╔══
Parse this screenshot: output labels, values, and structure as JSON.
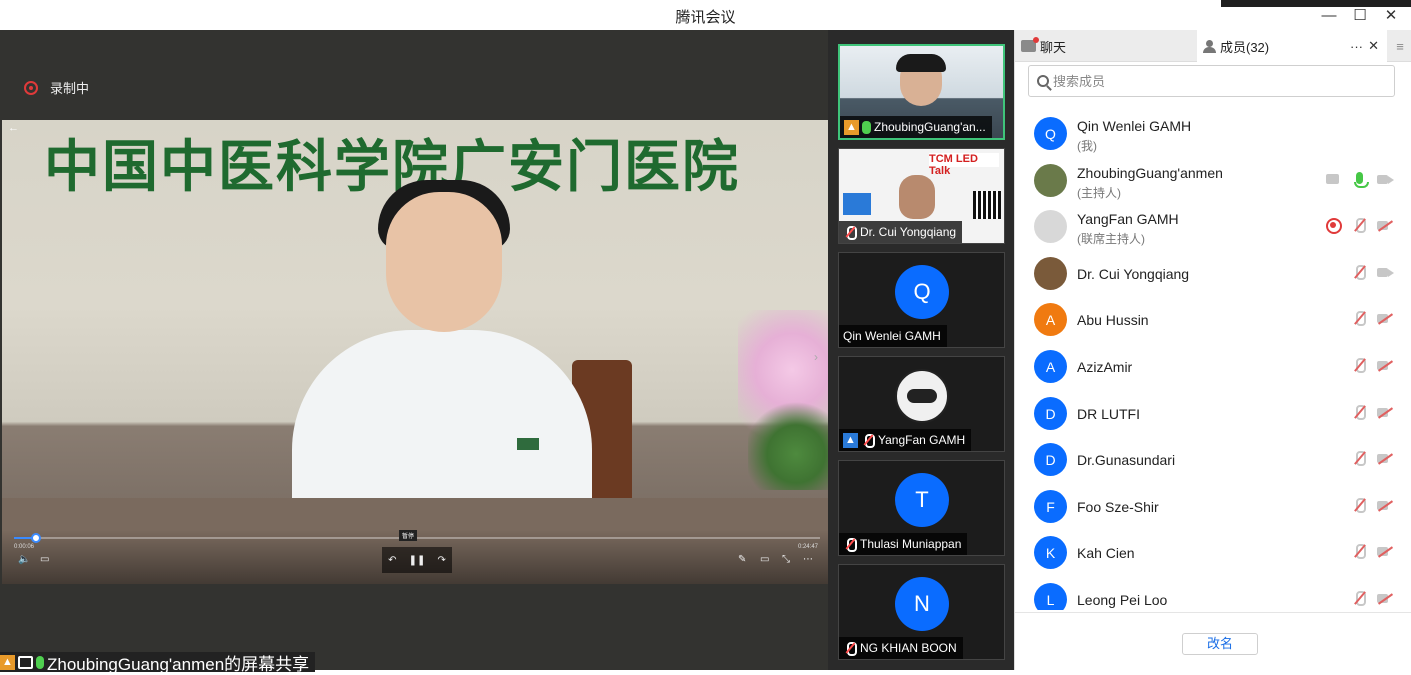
{
  "window": {
    "title": "腾讯会议",
    "min_glyph": "—",
    "max_glyph": "☐",
    "close_glyph": "✕"
  },
  "recording": {
    "label": "录制中"
  },
  "video": {
    "banner_text": "中国中医科学院广安门医院",
    "player": {
      "elapsed": "0:00:06",
      "duration": "0:24:47",
      "progress_fraction": 0.027,
      "tooltip": "暂停"
    }
  },
  "share_label": {
    "text": "ZhoubingGuang'anmen的屏幕共享"
  },
  "video_tiles": [
    {
      "name": "ZhoubingGuang'an...",
      "type": "video",
      "active": true,
      "mic": "on",
      "badge": "host"
    },
    {
      "name": "Dr. Cui Yongqiang",
      "type": "video",
      "active": false,
      "mic": "muted"
    },
    {
      "name": "Qin Wenlei GAMH",
      "type": "avatar",
      "initial": "Q",
      "active": false,
      "mic": "none"
    },
    {
      "name": "YangFan GAMH",
      "type": "avatar-image",
      "active": false,
      "mic": "muted",
      "badge": "host"
    },
    {
      "name": "Thulasi Muniappan",
      "type": "avatar",
      "initial": "T",
      "active": false,
      "mic": "muted"
    },
    {
      "name": "NG KHIAN BOON",
      "type": "avatar",
      "initial": "N",
      "active": false,
      "mic": "muted"
    }
  ],
  "panel": {
    "tab_chat": "聊天",
    "tab_members": "成员(32)",
    "more_glyph": "···",
    "close_glyph": "✕",
    "menu_glyph": "≡",
    "search_placeholder": "搜索成员",
    "rename_button": "改名"
  },
  "members": [
    {
      "name": "Qin Wenlei GAMH",
      "role": "(我)",
      "initial": "Q",
      "color": "#0a6cff",
      "controls": []
    },
    {
      "name": "ZhoubingGuang'anmen",
      "role": "(主持人)",
      "initial": "",
      "color": "#6a7a4a",
      "controls": [
        "share",
        "mic-live",
        "cam-off"
      ]
    },
    {
      "name": "YangFan GAMH",
      "role": "(联席主持人)",
      "initial": "",
      "color": "#d8d8d8",
      "controls": [
        "recording",
        "mic-muted",
        "cam-off-x"
      ]
    },
    {
      "name": "Dr. Cui Yongqiang",
      "role": "",
      "initial": "",
      "color": "#7a5a3a",
      "controls": [
        "mic-muted",
        "cam-off"
      ]
    },
    {
      "name": "Abu Hussin",
      "role": "",
      "initial": "A",
      "color": "#f07a10",
      "controls": [
        "mic-muted",
        "cam-off-x"
      ]
    },
    {
      "name": "AzizAmir",
      "role": "",
      "initial": "A",
      "color": "#0a6cff",
      "controls": [
        "mic-muted",
        "cam-off-x"
      ]
    },
    {
      "name": "DR LUTFI",
      "role": "",
      "initial": "D",
      "color": "#0a6cff",
      "controls": [
        "mic-muted",
        "cam-off-x"
      ]
    },
    {
      "name": "Dr.Gunasundari",
      "role": "",
      "initial": "D",
      "color": "#0a6cff",
      "controls": [
        "mic-muted",
        "cam-off-x"
      ]
    },
    {
      "name": "Foo Sze-Shir",
      "role": "",
      "initial": "F",
      "color": "#0a6cff",
      "controls": [
        "mic-muted",
        "cam-off-x"
      ]
    },
    {
      "name": "Kah Cien",
      "role": "",
      "initial": "K",
      "color": "#0a6cff",
      "controls": [
        "mic-muted",
        "cam-off-x"
      ]
    },
    {
      "name": "Leong Pei Loo",
      "role": "",
      "initial": "L",
      "color": "#0a6cff",
      "controls": [
        "mic-muted",
        "cam-off-x"
      ]
    }
  ]
}
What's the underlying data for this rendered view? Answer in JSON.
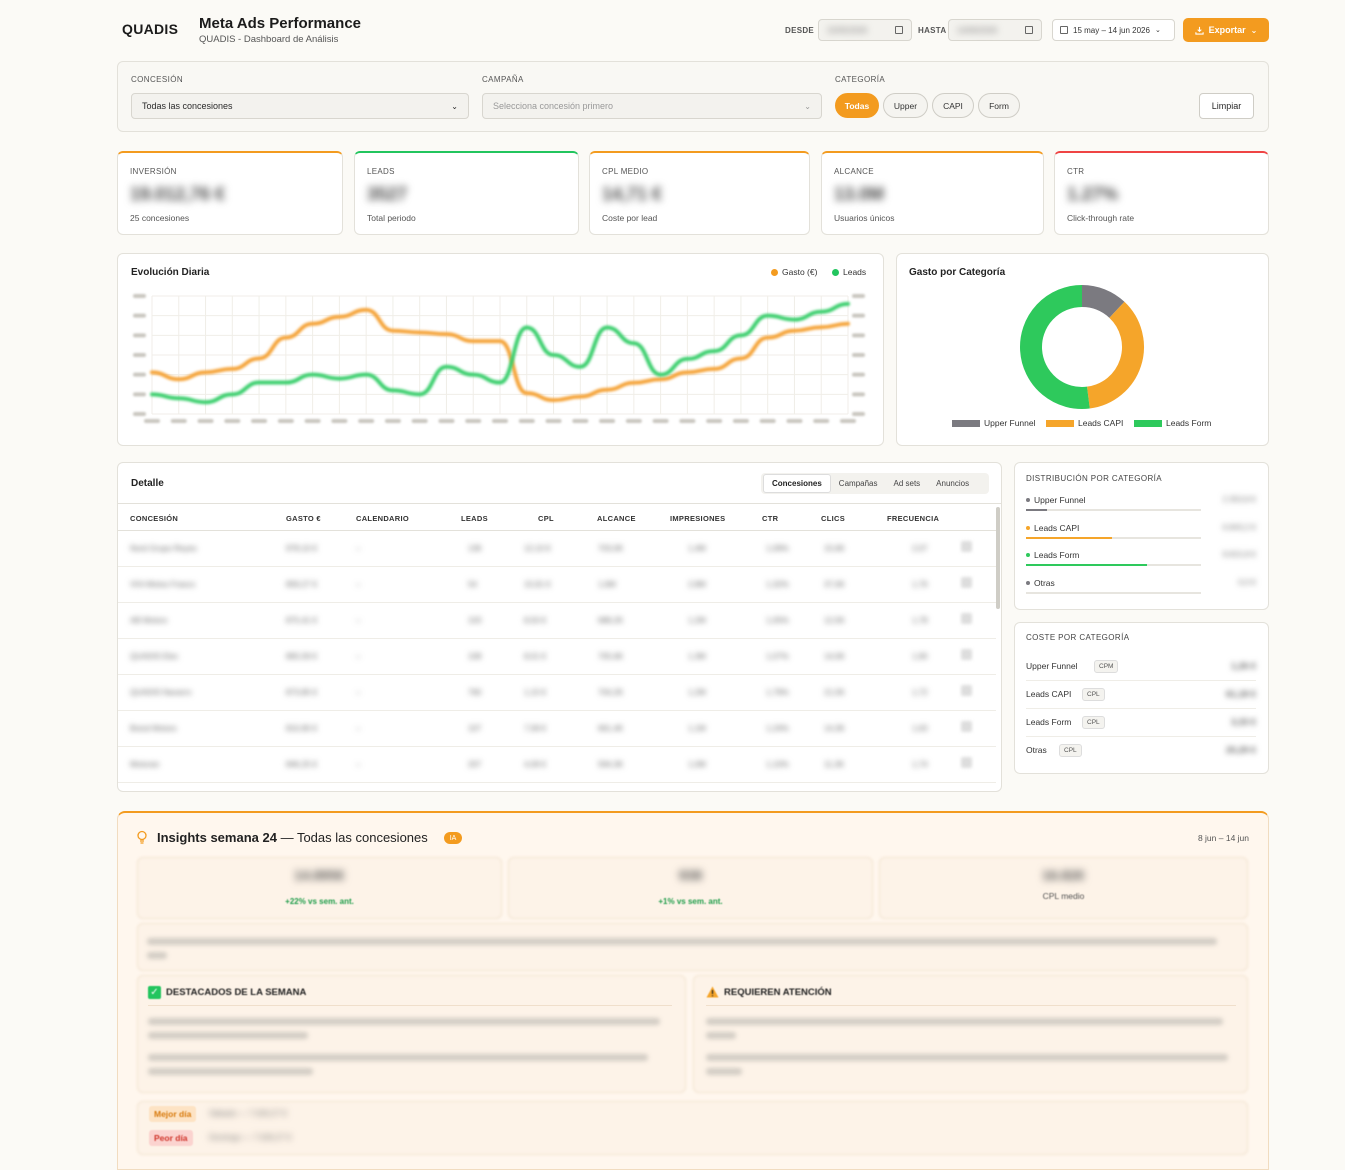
{
  "header": {
    "logo": "QUADIS",
    "title": "Meta Ads Performance",
    "subtitle": "QUADIS - Dashboard de Análisis",
    "from_label": "DESDE",
    "from_value": "15/05/2026",
    "to_label": "HASTA",
    "to_value": "14/06/2026",
    "range_label": "15 may – 14 jun 2026",
    "export_label": "Exportar"
  },
  "filters": {
    "concesion_label": "CONCESIÓN",
    "concesion_value": "Todas las concesiones",
    "campana_label": "CAMPAÑA",
    "campana_placeholder": "Selecciona concesión primero",
    "categoria_label": "CATEGORÍA",
    "chips": [
      "Todas",
      "Upper",
      "CAPI",
      "Form"
    ],
    "active_chip": "Todas",
    "clear_label": "Limpiar"
  },
  "kpis": [
    {
      "label": "INVERSIÓN",
      "value": "19.012,76 €",
      "sub": "25 concesiones",
      "color": "#f39b1f"
    },
    {
      "label": "LEADS",
      "value": "3527",
      "sub": "Total periodo",
      "color": "#22c55e"
    },
    {
      "label": "CPL MEDIO",
      "value": "14,71 €",
      "sub": "Coste por lead",
      "color": "#f39b1f"
    },
    {
      "label": "ALCANCE",
      "value": "13.0M",
      "sub": "Usuarios únicos",
      "color": "#f39b1f"
    },
    {
      "label": "CTR",
      "value": "1.27%",
      "sub": "Click-through rate",
      "color": "#ef4444"
    }
  ],
  "daily_chart": {
    "title": "Evolución Diaria",
    "legend": [
      "Gasto (€)",
      "Leads"
    ]
  },
  "chart_data": [
    {
      "type": "line",
      "series": [
        {
          "name": "Gasto (€)",
          "color": "#f5a43a",
          "values": [
            380,
            360,
            380,
            390,
            420,
            480,
            520,
            540,
            560,
            500,
            495,
            490,
            470,
            470,
            320,
            300,
            310,
            330,
            350,
            360,
            380,
            390,
            420,
            480,
            500,
            510,
            520
          ]
        },
        {
          "name": "Leads",
          "color": "#3ccf6e",
          "values": [
            45,
            40,
            35,
            45,
            60,
            60,
            70,
            65,
            70,
            50,
            45,
            80,
            70,
            60,
            130,
            95,
            80,
            130,
            110,
            70,
            90,
            100,
            120,
            145,
            140,
            150,
            160
          ]
        }
      ]
    },
    {
      "type": "pie",
      "title": "Gasto por Categoría",
      "categories": [
        "Upper Funnel",
        "Leads CAPI",
        "Leads Form"
      ],
      "values": [
        12,
        36,
        52
      ],
      "colors": [
        "#7b7a80",
        "#f5a52a",
        "#2ec95c"
      ]
    }
  ],
  "donut": {
    "title": "Gasto por Categoría",
    "legend": [
      "Upper Funnel",
      "Leads CAPI",
      "Leads Form"
    ]
  },
  "table": {
    "title": "Detalle",
    "tabs": [
      "Concesiones",
      "Campañas",
      "Ad sets",
      "Anuncios"
    ],
    "active_tab": "Concesiones",
    "columns": [
      "CONCESIÓN",
      "GASTO €",
      "CALENDARIO",
      "LEADS",
      "CPL",
      "ALCANCE",
      "IMPRESIONES",
      "CTR",
      "CLICS",
      "FRECUENCIA"
    ],
    "rows": [
      [
        "Nord Grupo Reyes",
        "978,10 €",
        "–",
        "136",
        "12,10 €",
        "703,0K",
        "1,4M",
        "1,09%",
        "15,6K",
        "2,07"
      ],
      [
        "ViVi-Motos Frasco",
        "859,27 €",
        "–",
        "54",
        "15,91 €",
        "1,6M",
        "2,8M",
        "1,32%",
        "37,0K",
        "1,76"
      ],
      [
        "AB Motors",
        "875,41 €",
        "–",
        "103",
        "8,50 €",
        "688,2K",
        "1,2M",
        "1,05%",
        "12,5K",
        "1,78"
      ],
      [
        "QUADIS Elec",
        "865,59 €",
        "–",
        "108",
        "8,01 €",
        "705,6K",
        "1,3M",
        "1,07%",
        "14,0K",
        "1,90"
      ],
      [
        "QUADIS Navarro",
        "873,85 €",
        "–",
        "760",
        "1,15 €",
        "704,2K",
        "1,2M",
        "1,79%",
        "21,5K",
        "1,72"
      ],
      [
        "Boixd Motors",
        "810,90 €",
        "–",
        "107",
        "7,58 €",
        "661,4K",
        "1,1M",
        "1,24%",
        "14,3K",
        "1,63"
      ],
      [
        "Motoran",
        "846,25 €",
        "–",
        "207",
        "4,09 €",
        "594,3K",
        "1,0M",
        "1,10%",
        "11,3K",
        "1,74"
      ]
    ]
  },
  "distribution": {
    "title": "DISTRIBUCIÓN POR CATEGORÍA",
    "items": [
      {
        "name": "Upper Funnel",
        "value": "2.353,8 €",
        "color": "#7b7a80",
        "share": 0.12
      },
      {
        "name": "Leads CAPI",
        "value": "6.843,2 €",
        "color": "#f5a52a",
        "share": 0.49
      },
      {
        "name": "Leads Form",
        "value": "9.815,8 €",
        "color": "#2ec95c",
        "share": 0.69
      },
      {
        "name": "Otras",
        "value": "0,0 €",
        "color": "#7b7a80",
        "share": 0.0
      }
    ]
  },
  "cost": {
    "title": "COSTE POR CATEGORÍA",
    "items": [
      {
        "name": "Upper Funnel",
        "tag": "CPM",
        "value": "1,26 €"
      },
      {
        "name": "Leads CAPI",
        "tag": "CPL",
        "value": "61,18 €"
      },
      {
        "name": "Leads Form",
        "tag": "CPL",
        "value": "3,33 €"
      },
      {
        "name": "Otras",
        "tag": "CPL",
        "value": "20,29 €"
      }
    ]
  },
  "insights": {
    "title_bold": "Insights semana 24",
    "title_rest": "— Todas las concesiones",
    "badge": "IA",
    "range": "8 jun – 14 jun",
    "stats": [
      {
        "value": "14.895€",
        "delta": "+22% vs sem. ant."
      },
      {
        "value": "938",
        "delta": "+1% vs sem. ant."
      },
      {
        "value": "16.82€",
        "sub": "CPL medio"
      }
    ],
    "highlights_title": "DESTACADOS DE LA SEMANA",
    "attention_title": "REQUIEREN ATENCIÓN",
    "best_day_label": "Mejor día",
    "best_day_value": "Sábado — 7.026,27 €",
    "worst_day_label": "Peor día",
    "worst_day_value": "Domingo — 7.026,27 €"
  }
}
╚══
Task instructions. Look through the entries above and report the number of lines that contain "this". Write only the number.

Full output. 2